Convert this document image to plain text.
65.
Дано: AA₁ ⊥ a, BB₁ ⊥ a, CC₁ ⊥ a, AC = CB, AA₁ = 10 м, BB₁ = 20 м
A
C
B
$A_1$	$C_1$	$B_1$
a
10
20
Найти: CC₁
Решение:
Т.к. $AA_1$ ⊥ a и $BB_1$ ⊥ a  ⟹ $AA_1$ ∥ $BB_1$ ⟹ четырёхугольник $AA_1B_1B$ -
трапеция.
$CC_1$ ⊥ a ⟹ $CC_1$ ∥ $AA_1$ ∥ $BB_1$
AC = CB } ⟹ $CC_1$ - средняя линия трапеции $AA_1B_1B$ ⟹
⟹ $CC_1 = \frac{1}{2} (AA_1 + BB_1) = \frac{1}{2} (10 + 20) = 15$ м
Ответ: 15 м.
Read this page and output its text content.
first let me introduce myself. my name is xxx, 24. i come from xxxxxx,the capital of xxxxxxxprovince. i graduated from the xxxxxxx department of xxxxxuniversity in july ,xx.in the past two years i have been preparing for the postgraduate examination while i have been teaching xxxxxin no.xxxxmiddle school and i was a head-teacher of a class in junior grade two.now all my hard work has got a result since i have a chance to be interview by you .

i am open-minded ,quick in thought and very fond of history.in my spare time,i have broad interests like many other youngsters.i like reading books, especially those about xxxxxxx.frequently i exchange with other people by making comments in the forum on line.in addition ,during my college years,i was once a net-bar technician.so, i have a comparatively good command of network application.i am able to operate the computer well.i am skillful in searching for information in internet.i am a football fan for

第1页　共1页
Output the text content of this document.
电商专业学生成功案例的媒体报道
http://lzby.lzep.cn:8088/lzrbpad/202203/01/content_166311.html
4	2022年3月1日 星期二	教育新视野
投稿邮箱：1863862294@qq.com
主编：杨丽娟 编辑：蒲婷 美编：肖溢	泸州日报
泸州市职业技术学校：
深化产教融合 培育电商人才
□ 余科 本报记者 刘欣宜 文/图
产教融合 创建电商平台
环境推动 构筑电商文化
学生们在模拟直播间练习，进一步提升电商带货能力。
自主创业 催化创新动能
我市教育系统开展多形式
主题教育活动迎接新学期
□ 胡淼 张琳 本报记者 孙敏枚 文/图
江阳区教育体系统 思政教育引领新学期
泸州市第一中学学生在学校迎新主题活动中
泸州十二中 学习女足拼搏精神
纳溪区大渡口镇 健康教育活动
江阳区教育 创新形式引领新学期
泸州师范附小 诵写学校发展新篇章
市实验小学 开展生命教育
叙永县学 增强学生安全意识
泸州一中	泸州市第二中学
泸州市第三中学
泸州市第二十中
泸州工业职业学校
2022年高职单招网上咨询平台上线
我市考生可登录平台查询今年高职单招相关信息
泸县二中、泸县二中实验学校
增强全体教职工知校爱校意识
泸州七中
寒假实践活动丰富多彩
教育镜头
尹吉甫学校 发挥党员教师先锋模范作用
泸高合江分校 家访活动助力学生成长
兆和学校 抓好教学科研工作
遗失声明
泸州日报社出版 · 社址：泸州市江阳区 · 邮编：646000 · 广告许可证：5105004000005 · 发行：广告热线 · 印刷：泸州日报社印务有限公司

_ _ _ _ _ _ _

--- YOUR TASK ---
Only lines with the string "this" belong in your answer; copy each one.

--- RESPONSE BELOW ---
Convert this document image to plain text.
Read this page and output its text content.
Output the text content of this document.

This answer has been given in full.